→ **SUPPLIED RECORDS**:
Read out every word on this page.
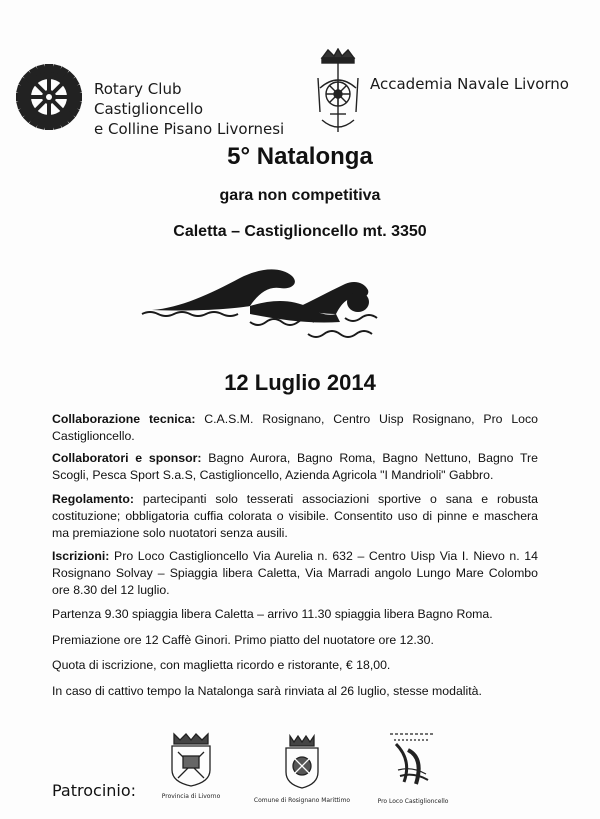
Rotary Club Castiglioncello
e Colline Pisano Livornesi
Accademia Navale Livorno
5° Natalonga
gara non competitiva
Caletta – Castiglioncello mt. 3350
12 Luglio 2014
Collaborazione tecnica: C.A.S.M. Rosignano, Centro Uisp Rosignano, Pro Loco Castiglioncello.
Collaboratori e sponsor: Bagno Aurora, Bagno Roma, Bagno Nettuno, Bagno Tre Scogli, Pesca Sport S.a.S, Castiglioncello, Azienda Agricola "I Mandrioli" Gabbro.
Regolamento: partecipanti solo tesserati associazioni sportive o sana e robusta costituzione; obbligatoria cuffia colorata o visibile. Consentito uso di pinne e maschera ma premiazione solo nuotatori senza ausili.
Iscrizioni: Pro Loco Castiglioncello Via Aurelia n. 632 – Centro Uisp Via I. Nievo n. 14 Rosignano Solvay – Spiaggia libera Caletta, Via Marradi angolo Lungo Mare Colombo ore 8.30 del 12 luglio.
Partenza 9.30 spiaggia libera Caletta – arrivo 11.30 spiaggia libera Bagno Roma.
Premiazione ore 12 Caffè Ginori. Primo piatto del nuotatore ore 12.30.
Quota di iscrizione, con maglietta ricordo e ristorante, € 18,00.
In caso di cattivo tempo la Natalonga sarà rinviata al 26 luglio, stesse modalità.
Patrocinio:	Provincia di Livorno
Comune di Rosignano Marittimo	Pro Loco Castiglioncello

→ **WHAT YOU WILL DO**:
All of the entries need to be transcribed word for word; pictures are left out.

→ **THE OUTPUT**:
Read out every word on this page.
Rotary Club Castiglioncello
e Colline Pisano Livornesi
Accademia Navale Livorno
5° Natalonga
gara non competitiva
Caletta – Castiglioncello mt. 3350
12 Luglio 2014
Collaborazione tecnica: C.A.S.M. Rosignano, Centro Uisp Rosignano, Pro Loco Castiglioncello.
Collaboratori e sponsor: Bagno Aurora, Bagno Roma, Bagno Nettuno, Bagno Tre Scogli, Pesca Sport S.a.S, Castiglioncello, Azienda Agricola "I Mandrioli" Gabbro.
Regolamento: partecipanti solo tesserati associazioni sportive o sana e robusta costituzione; obbligatoria cuffia colorata o visibile. Consentito uso di pinne e maschera ma premiazione solo nuotatori senza ausili.
Iscrizioni: Pro Loco Castiglioncello Via Aurelia n. 632 – Centro Uisp Via I. Nievo n. 14 Rosignano Solvay – Spiaggia libera Caletta, Via Marradi angolo Lungo Mare Colombo ore 8.30 del 12 luglio.
Partenza 9.30 spiaggia libera Caletta – arrivo 11.30 spiaggia libera Bagno Roma.
Premiazione ore 12 Caffè Ginori. Primo piatto del nuotatore ore 12.30.
Quota di iscrizione, con maglietta ricordo e ristorante, € 18,00.
In caso di cattivo tempo la Natalonga sarà rinviata al 26 luglio, stesse modalità.
Patrocinio:	Provincia di Livorno
Comune di Rosignano Marittimo	Pro Loco Castiglioncello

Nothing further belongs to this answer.